> **Exercise aim**: All of the data should be repeated exactly; pictures are not part of the copy.

-- START OF Supplied material --

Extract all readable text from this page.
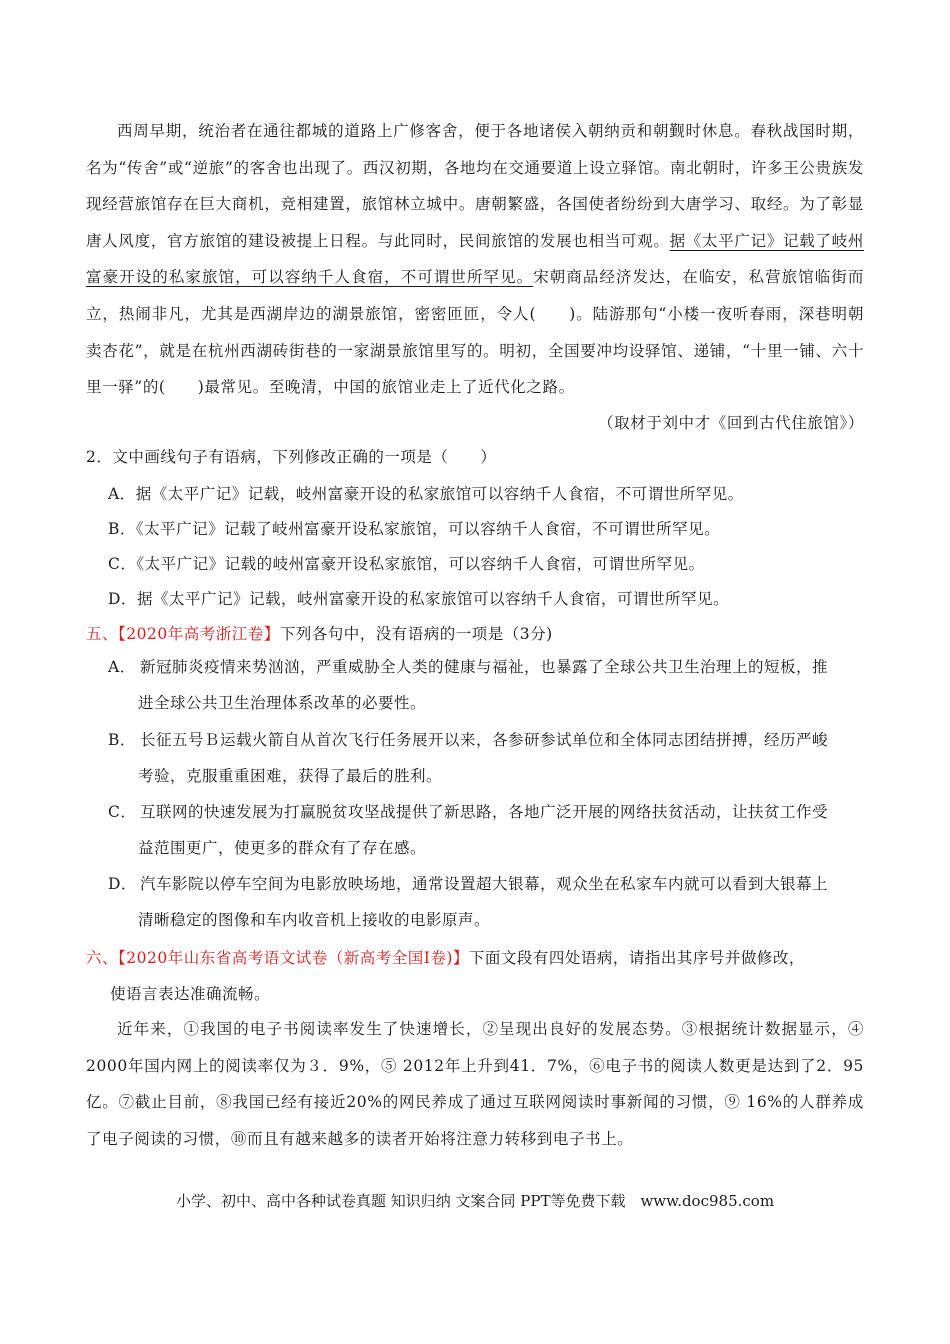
西周早期，统治者在通往都城的道路上广修客舍，便于各地诸侯入朝纳贡和朝觐时休息。春秋战国时期，名为“传舍”或“逆旅”的客舍也出现了。西汉初期，各地均在交通要道上设立驿馆。南北朝时，许多王公贵族发现经营旅馆存在巨大商机，竞相建置，旅馆林立城中。唐朝繁盛，各国使者纷纷到大唐学习、取经。为了彰显唐人风度，官方旅馆的建设被提上日程。与此同时，民间旅馆的发展也相当可观。据《太平广记》记载了岐州富豪开设的私家旅馆，可以容纳千人食宿，不可谓世所罕见。宋朝商品经济发达，在临安，私营旅馆临街而立，热闹非凡，尤其是西湖岸边的湖景旅馆，密密匝匝，令人(　　)。陆游那句“小楼一夜听春雨，深巷明朝卖杏花”，就是在杭州西湖砖街巷的一家湖景旅馆里写的。明初，全国要冲均设驿馆、递铺，“十里一铺、六十里一驿”的(　　)最常见。至晚清，中国的旅馆业走上了近代化之路。

（取材于刘中才《回到古代住旅馆》）
2．文中画线句子有语病，下列修改正确的一项是（　　）
A．据《太平广记》记载，岐州富豪开设的私家旅馆可以容纳千人食宿，不可谓世所罕见。
B．《太平广记》记载了岐州富豪开设私家旅馆，可以容纳千人食宿，不可谓世所罕见。
C．《太平广记》记载的岐州富豪开设私家旅馆，可以容纳千人食宿，可谓世所罕见。
D．据《太平广记》记载，岐州富豪开设的私家旅馆可以容纳千人食宿，可谓世所罕见。
五、【2020年高考浙江卷】下列各句中，没有语病的一项是（3分)
A． 新冠肺炎疫情来势汹汹，严重威胁全人类的健康与福祉，也暴露了全球公共卫生治理上的短板，推
进全球公共卫生治理体系改革的必要性。
B． 长征五号Ｂ运载火箭自从首次飞行任务展开以来，各参研参试单位和全体同志团结拼搏，经历严峻
考验，克服重重困难，获得了最后的胜利。
C． 互联网的快速发展为打赢脱贫攻坚战提供了新思路，各地广泛开展的网络扶贫活动，让扶贫工作受
益范围更广，使更多的群众有了存在感。
D． 汽车影院以停车空间为电影放映场地，通常设置超大银幕，观众坐在私家车内就可以看到大银幕上
清晰稳定的图像和车内收音机上接收的电影原声。
六、【2020年山东省高考语文试卷（新高考全国Ⅰ卷)】下面文段有四处语病，请指出其序号并做修改，
使语言表达准确流畅。

近年来，①我国的电子书阅读率发生了快速增长，②呈现出良好的发展态势。③根据统计数据显示，④ 2000年国内网上的阅读率仅为３．9%，⑤ 2012年上升到41．7%，⑥电子书的阅读人数更是达到了2．95亿。⑦截止目前，⑧我国已经有接近20%的网民养成了通过互联网阅读时事新闻的习惯，⑨ 16%的人群养成了电子阅读的习惯，⑩而且有越来越多的读者开始将注意力转移到电子书上。

小学、初中、高中各种试卷真题 知识归纳 文案合同 PPT等免费下载　www.doc985.com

-- END OF Supplied material --

> **The completed task**:
Extract all readable text from this page.
西周早期，统治者在通往都城的道路上广修客舍，便于各地诸侯入朝纳贡和朝觐时休息。春秋战国时期，名为“传舍”或“逆旅”的客舍也出现了。西汉初期，各地均在交通要道上设立驿馆。南北朝时，许多王公贵族发现经营旅馆存在巨大商机，竞相建置，旅馆林立城中。唐朝繁盛，各国使者纷纷到大唐学习、取经。为了彰显唐人风度，官方旅馆的建设被提上日程。与此同时，民间旅馆的发展也相当可观。据《太平广记》记载了岐州富豪开设的私家旅馆，可以容纳千人食宿，不可谓世所罕见。宋朝商品经济发达，在临安，私营旅馆临街而立，热闹非凡，尤其是西湖岸边的湖景旅馆，密密匝匝，令人(　　)。陆游那句“小楼一夜听春雨，深巷明朝卖杏花”，就是在杭州西湖砖街巷的一家湖景旅馆里写的。明初，全国要冲均设驿馆、递铺，“十里一铺、六十里一驿”的(　　)最常见。至晚清，中国的旅馆业走上了近代化之路。

（取材于刘中才《回到古代住旅馆》）
2．文中画线句子有语病，下列修改正确的一项是（　　）
A．据《太平广记》记载，岐州富豪开设的私家旅馆可以容纳千人食宿，不可谓世所罕见。
B．《太平广记》记载了岐州富豪开设私家旅馆，可以容纳千人食宿，不可谓世所罕见。
C．《太平广记》记载的岐州富豪开设私家旅馆，可以容纳千人食宿，可谓世所罕见。
D．据《太平广记》记载，岐州富豪开设的私家旅馆可以容纳千人食宿，可谓世所罕见。
五、【2020年高考浙江卷】下列各句中，没有语病的一项是（3分)
A． 新冠肺炎疫情来势汹汹，严重威胁全人类的健康与福祉，也暴露了全球公共卫生治理上的短板，推
进全球公共卫生治理体系改革的必要性。
B． 长征五号Ｂ运载火箭自从首次飞行任务展开以来，各参研参试单位和全体同志团结拼搏，经历严峻
考验，克服重重困难，获得了最后的胜利。
C． 互联网的快速发展为打赢脱贫攻坚战提供了新思路，各地广泛开展的网络扶贫活动，让扶贫工作受
益范围更广，使更多的群众有了存在感。
D． 汽车影院以停车空间为电影放映场地，通常设置超大银幕，观众坐在私家车内就可以看到大银幕上
清晰稳定的图像和车内收音机上接收的电影原声。
六、【2020年山东省高考语文试卷（新高考全国Ⅰ卷)】下面文段有四处语病，请指出其序号并做修改，
使语言表达准确流畅。

近年来，①我国的电子书阅读率发生了快速增长，②呈现出良好的发展态势。③根据统计数据显示，④ 2000年国内网上的阅读率仅为３．9%，⑤ 2012年上升到41．7%，⑥电子书的阅读人数更是达到了2．95亿。⑦截止目前，⑧我国已经有接近20%的网民养成了通过互联网阅读时事新闻的习惯，⑨ 16%的人群养成了电子阅读的习惯，⑩而且有越来越多的读者开始将注意力转移到电子书上。

小学、初中、高中各种试卷真题 知识归纳 文案合同 PPT等免费下载　www.doc985.com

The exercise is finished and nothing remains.